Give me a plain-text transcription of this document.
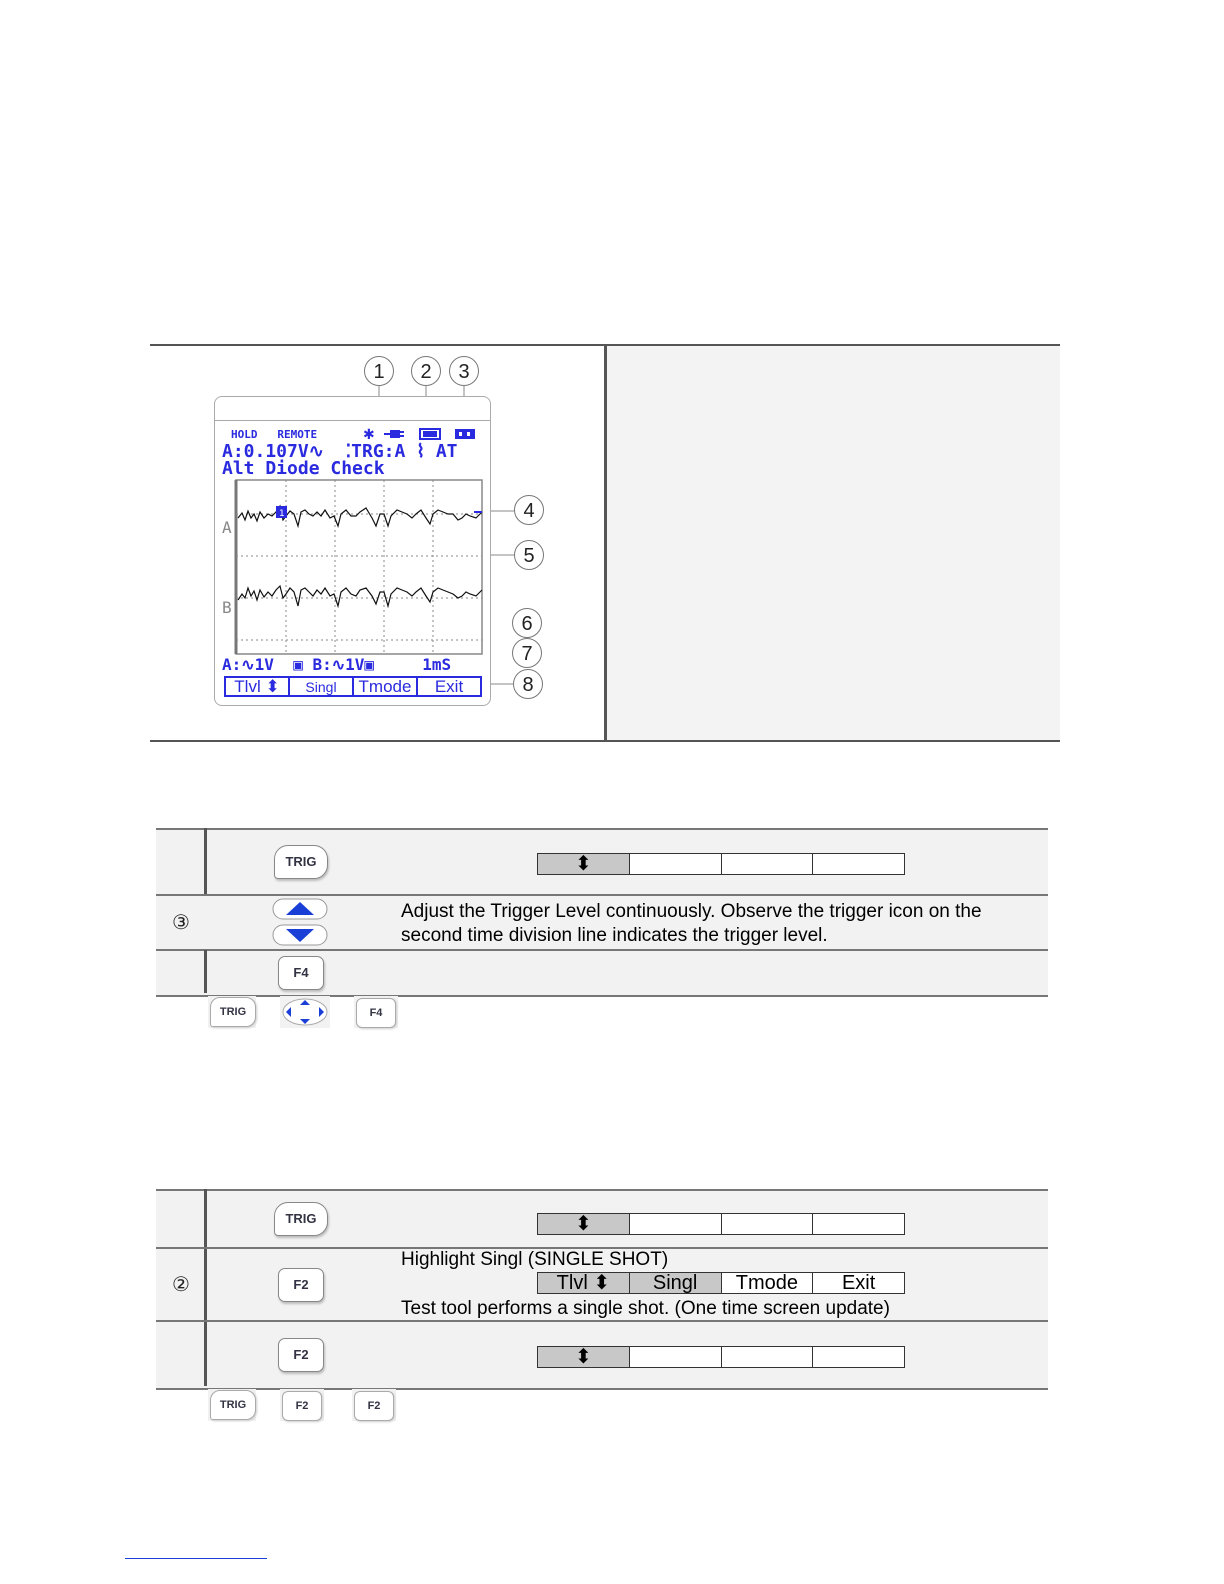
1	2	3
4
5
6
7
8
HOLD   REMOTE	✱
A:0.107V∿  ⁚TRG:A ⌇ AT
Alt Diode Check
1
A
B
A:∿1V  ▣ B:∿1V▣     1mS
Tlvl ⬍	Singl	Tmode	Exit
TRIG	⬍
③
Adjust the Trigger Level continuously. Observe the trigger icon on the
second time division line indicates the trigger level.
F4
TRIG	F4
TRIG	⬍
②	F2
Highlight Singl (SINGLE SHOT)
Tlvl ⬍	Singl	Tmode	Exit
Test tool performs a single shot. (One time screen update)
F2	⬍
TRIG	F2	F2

########

Transcribe the listing above verbatim. Omit the pictures.

(ANSWER FOR THIS EXERCISE):
Give me a plain-text transcription of this document.
1	2	3
4
5
6
7
8
HOLD   REMOTE	✱
A:0.107V∿  ⁚TRG:A ⌇ AT
Alt Diode Check
1
A
B
A:∿1V  ▣ B:∿1V▣     1mS
Tlvl ⬍	Singl	Tmode	Exit
TRIG	⬍
③
Adjust the Trigger Level continuously. Observe the trigger icon on the
second time division line indicates the trigger level.
F4
TRIG	F4
TRIG	⬍
②	F2
Highlight Singl (SINGLE SHOT)
Tlvl ⬍	Singl	Tmode	Exit
Test tool performs a single shot. (One time screen update)
F2	⬍
TRIG	F2	F2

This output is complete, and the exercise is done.